=== Problem to work on ===
Repeat the whole listing exactly.

=== Input ===
# # #

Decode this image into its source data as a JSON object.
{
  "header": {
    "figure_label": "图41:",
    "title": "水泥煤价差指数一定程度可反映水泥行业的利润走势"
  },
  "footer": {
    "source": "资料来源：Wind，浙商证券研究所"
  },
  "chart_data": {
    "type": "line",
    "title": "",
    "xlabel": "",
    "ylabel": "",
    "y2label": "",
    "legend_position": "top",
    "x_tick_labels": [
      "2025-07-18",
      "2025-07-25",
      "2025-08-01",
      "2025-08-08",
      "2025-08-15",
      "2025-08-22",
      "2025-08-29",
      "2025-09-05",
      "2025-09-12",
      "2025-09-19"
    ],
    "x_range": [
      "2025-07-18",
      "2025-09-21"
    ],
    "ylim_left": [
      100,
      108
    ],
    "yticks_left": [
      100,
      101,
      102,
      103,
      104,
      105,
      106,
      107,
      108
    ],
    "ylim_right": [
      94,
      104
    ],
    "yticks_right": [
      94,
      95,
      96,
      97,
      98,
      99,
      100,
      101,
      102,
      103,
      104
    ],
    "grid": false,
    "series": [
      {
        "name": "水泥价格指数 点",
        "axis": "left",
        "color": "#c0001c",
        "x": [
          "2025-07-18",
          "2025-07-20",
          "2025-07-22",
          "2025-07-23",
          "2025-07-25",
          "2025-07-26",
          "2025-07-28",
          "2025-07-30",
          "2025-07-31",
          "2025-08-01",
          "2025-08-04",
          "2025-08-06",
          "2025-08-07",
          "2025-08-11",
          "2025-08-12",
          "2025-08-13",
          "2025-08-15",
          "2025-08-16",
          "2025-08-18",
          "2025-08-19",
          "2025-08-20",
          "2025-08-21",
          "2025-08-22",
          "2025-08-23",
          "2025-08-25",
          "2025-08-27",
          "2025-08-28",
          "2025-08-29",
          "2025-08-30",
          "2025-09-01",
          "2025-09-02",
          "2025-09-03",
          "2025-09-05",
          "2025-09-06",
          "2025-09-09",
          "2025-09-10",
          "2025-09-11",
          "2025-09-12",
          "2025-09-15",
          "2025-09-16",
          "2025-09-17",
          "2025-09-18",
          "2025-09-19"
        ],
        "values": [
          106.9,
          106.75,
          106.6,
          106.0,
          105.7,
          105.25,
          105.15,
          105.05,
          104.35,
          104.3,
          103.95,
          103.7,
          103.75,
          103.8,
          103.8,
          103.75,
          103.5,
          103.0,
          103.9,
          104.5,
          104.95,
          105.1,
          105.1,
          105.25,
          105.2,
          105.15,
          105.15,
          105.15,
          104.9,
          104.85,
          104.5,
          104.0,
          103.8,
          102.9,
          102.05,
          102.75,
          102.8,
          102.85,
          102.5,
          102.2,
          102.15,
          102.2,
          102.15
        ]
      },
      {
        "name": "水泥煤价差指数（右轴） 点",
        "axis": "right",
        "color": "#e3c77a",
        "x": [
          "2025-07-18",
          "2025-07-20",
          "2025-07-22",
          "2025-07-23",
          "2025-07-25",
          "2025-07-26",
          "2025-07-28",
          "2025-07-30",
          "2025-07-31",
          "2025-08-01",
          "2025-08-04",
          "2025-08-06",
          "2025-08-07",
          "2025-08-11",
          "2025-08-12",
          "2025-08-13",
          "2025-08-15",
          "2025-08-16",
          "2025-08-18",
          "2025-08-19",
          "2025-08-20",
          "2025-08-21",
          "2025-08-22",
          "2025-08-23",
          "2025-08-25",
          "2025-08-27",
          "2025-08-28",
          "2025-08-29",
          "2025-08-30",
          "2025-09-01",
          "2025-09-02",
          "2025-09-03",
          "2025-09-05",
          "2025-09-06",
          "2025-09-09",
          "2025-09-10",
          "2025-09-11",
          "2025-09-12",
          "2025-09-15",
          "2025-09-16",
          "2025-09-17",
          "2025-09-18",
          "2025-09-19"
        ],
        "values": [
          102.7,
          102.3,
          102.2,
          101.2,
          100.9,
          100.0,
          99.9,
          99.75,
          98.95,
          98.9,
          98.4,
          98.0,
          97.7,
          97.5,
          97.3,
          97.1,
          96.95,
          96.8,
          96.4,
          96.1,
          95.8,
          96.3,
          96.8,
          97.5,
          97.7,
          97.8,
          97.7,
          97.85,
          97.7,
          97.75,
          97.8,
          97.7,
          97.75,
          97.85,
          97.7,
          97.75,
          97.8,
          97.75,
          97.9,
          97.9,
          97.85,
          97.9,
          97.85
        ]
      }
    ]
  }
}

# # #

=== The result ===
Decode this image into its source data as a JSON object.
{
  "header": {
    "figure_label": "图41:",
    "title": "水泥煤价差指数一定程度可反映水泥行业的利润走势"
  },
  "footer": {
    "source": "资料来源：Wind，浙商证券研究所"
  },
  "chart_data": {
    "type": "line",
    "title": "",
    "xlabel": "",
    "ylabel": "",
    "y2label": "",
    "legend_position": "top",
    "x_tick_labels": [
      "2025-07-18",
      "2025-07-25",
      "2025-08-01",
      "2025-08-08",
      "2025-08-15",
      "2025-08-22",
      "2025-08-29",
      "2025-09-05",
      "2025-09-12",
      "2025-09-19"
    ],
    "x_range": [
      "2025-07-18",
      "2025-09-21"
    ],
    "ylim_left": [
      100,
      108
    ],
    "yticks_left": [
      100,
      101,
      102,
      103,
      104,
      105,
      106,
      107,
      108
    ],
    "ylim_right": [
      94,
      104
    ],
    "yticks_right": [
      94,
      95,
      96,
      97,
      98,
      99,
      100,
      101,
      102,
      103,
      104
    ],
    "grid": false,
    "series": [
      {
        "name": "水泥价格指数 点",
        "axis": "left",
        "color": "#c0001c",
        "x": [
          "2025-07-18",
          "2025-07-20",
          "2025-07-22",
          "2025-07-23",
          "2025-07-25",
          "2025-07-26",
          "2025-07-28",
          "2025-07-30",
          "2025-07-31",
          "2025-08-01",
          "2025-08-04",
          "2025-08-06",
          "2025-08-07",
          "2025-08-11",
          "2025-08-12",
          "2025-08-13",
          "2025-08-15",
          "2025-08-16",
          "2025-08-18",
          "2025-08-19",
          "2025-08-20",
          "2025-08-21",
          "2025-08-22",
          "2025-08-23",
          "2025-08-25",
          "2025-08-27",
          "2025-08-28",
          "2025-08-29",
          "2025-08-30",
          "2025-09-01",
          "2025-09-02",
          "2025-09-03",
          "2025-09-05",
          "2025-09-06",
          "2025-09-09",
          "2025-09-10",
          "2025-09-11",
          "2025-09-12",
          "2025-09-15",
          "2025-09-16",
          "2025-09-17",
          "2025-09-18",
          "2025-09-19"
        ],
        "values": [
          106.9,
          106.75,
          106.6,
          106.0,
          105.7,
          105.25,
          105.15,
          105.05,
          104.35,
          104.3,
          103.95,
          103.7,
          103.75,
          103.8,
          103.8,
          103.75,
          103.5,
          103.0,
          103.9,
          104.5,
          104.95,
          105.1,
          105.1,
          105.25,
          105.2,
          105.15,
          105.15,
          105.15,
          104.9,
          104.85,
          104.5,
          104.0,
          103.8,
          102.9,
          102.05,
          102.75,
          102.8,
          102.85,
          102.5,
          102.2,
          102.15,
          102.2,
          102.15
        ]
      },
      {
        "name": "水泥煤价差指数（右轴） 点",
        "axis": "right",
        "color": "#e3c77a",
        "x": [
          "2025-07-18",
          "2025-07-20",
          "2025-07-22",
          "2025-07-23",
          "2025-07-25",
          "2025-07-26",
          "2025-07-28",
          "2025-07-30",
          "2025-07-31",
          "2025-08-01",
          "2025-08-04",
          "2025-08-06",
          "2025-08-07",
          "2025-08-11",
          "2025-08-12",
          "2025-08-13",
          "2025-08-15",
          "2025-08-16",
          "2025-08-18",
          "2025-08-19",
          "2025-08-20",
          "2025-08-21",
          "2025-08-22",
          "2025-08-23",
          "2025-08-25",
          "2025-08-27",
          "2025-08-28",
          "2025-08-29",
          "2025-08-30",
          "2025-09-01",
          "2025-09-02",
          "2025-09-03",
          "2025-09-05",
          "2025-09-06",
          "2025-09-09",
          "2025-09-10",
          "2025-09-11",
          "2025-09-12",
          "2025-09-15",
          "2025-09-16",
          "2025-09-17",
          "2025-09-18",
          "2025-09-19"
        ],
        "values": [
          102.7,
          102.3,
          102.2,
          101.2,
          100.9,
          100.0,
          99.9,
          99.75,
          98.95,
          98.9,
          98.4,
          98.0,
          97.7,
          97.5,
          97.3,
          97.1,
          96.95,
          96.8,
          96.4,
          96.1,
          95.8,
          96.3,
          96.8,
          97.5,
          97.7,
          97.8,
          97.7,
          97.85,
          97.7,
          97.75,
          97.8,
          97.7,
          97.75,
          97.85,
          97.7,
          97.75,
          97.8,
          97.75,
          97.9,
          97.9,
          97.85,
          97.9,
          97.85
        ]
      }
    ]
  }
}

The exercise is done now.